**What this task involves**
Return all the data below as it stands, minus the pictures.

**Dataset excerpts**
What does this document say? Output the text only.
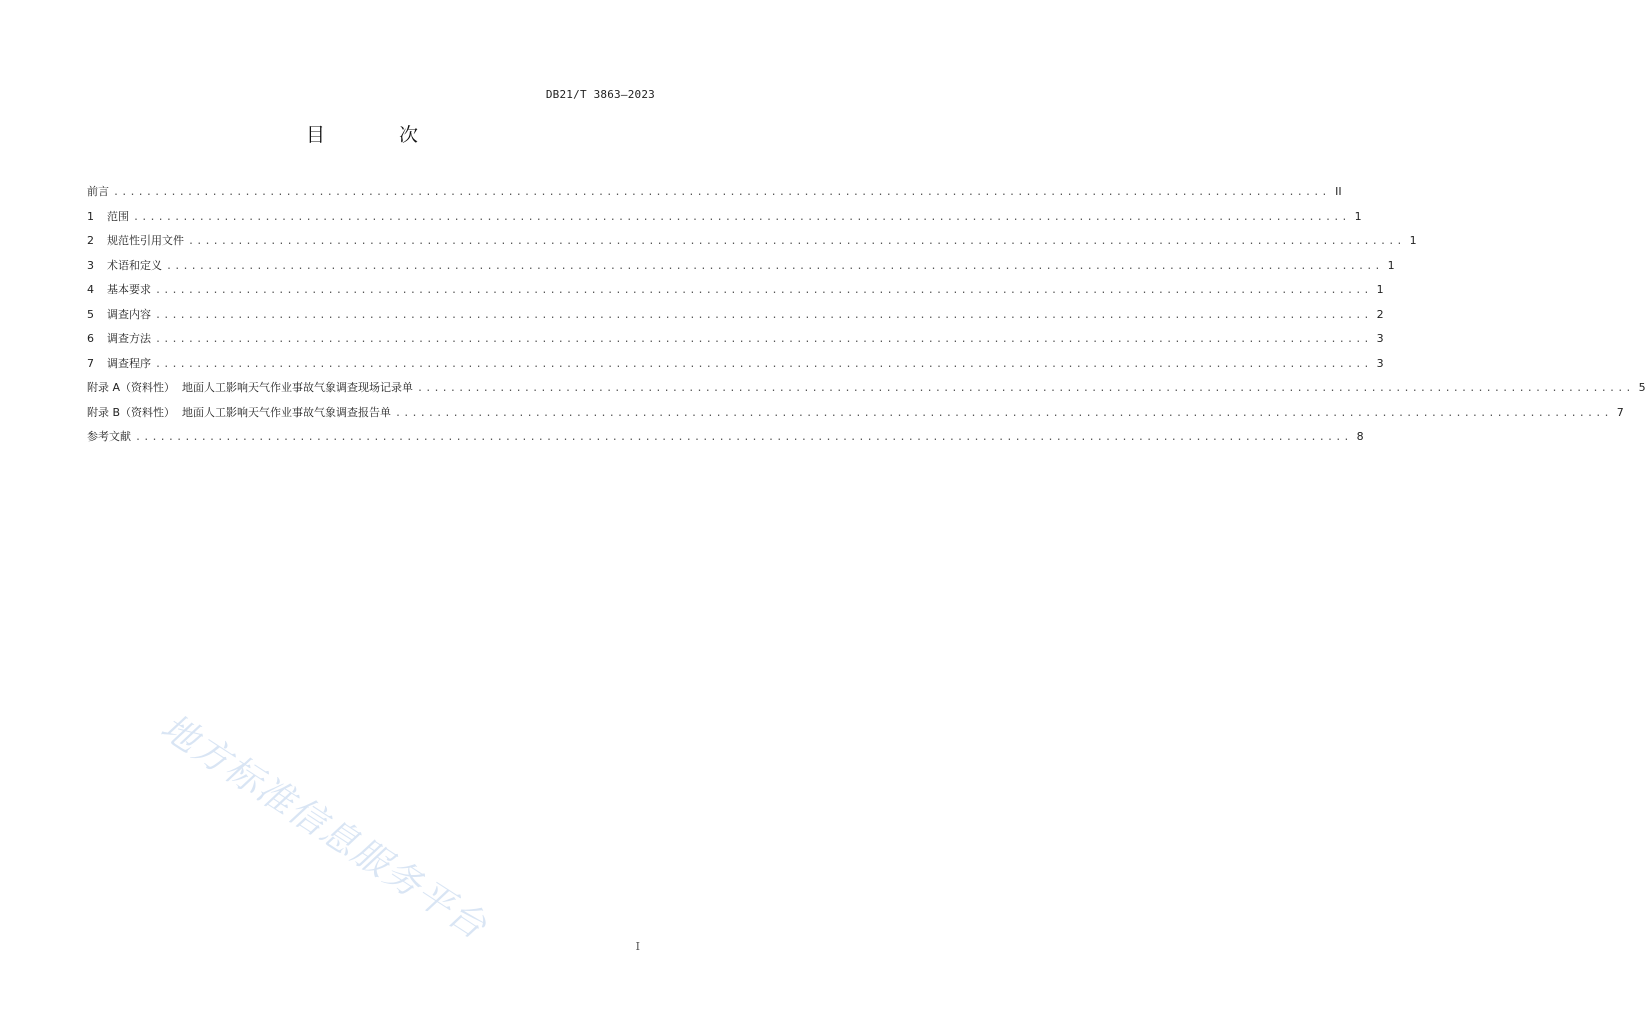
DB21/T 3863—2023
目 次
前言 .................................................................................................................................................... II
1	范围 .................................................................................................................................................... 1
2	规范性引用文件 .................................................................................................................................................... 1
3	术语和定义 .................................................................................................................................................... 1
4	基本要求 .................................................................................................................................................... 1
5	调查内容 .................................................................................................................................................... 2
6	调查方法 .................................................................................................................................................... 3
7	调查程序 .................................................................................................................................................... 3
附录 A（资料性）  地面人工影响天气作业事故气象调查现场记录单 .................................................................................................................................................... 5
附录 B（资料性）  地面人工影响天气作业事故气象调查报告单 .................................................................................................................................................... 7
参考文献 .................................................................................................................................................... 8
地方标准信息服务平台	I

**Worked solution**
What does this document say? Output the text only.
DB21/T 3863—2023
目 次
前言 .................................................................................................................................................... II
1	范围 .................................................................................................................................................... 1
2	规范性引用文件 .................................................................................................................................................... 1
3	术语和定义 .................................................................................................................................................... 1
4	基本要求 .................................................................................................................................................... 1
5	调查内容 .................................................................................................................................................... 2
6	调查方法 .................................................................................................................................................... 3
7	调查程序 .................................................................................................................................................... 3
附录 A（资料性）  地面人工影响天气作业事故气象调查现场记录单 .................................................................................................................................................... 5
附录 B（资料性）  地面人工影响天气作业事故气象调查报告单 .................................................................................................................................................... 7
参考文献 .................................................................................................................................................... 8
地方标准信息服务平台	I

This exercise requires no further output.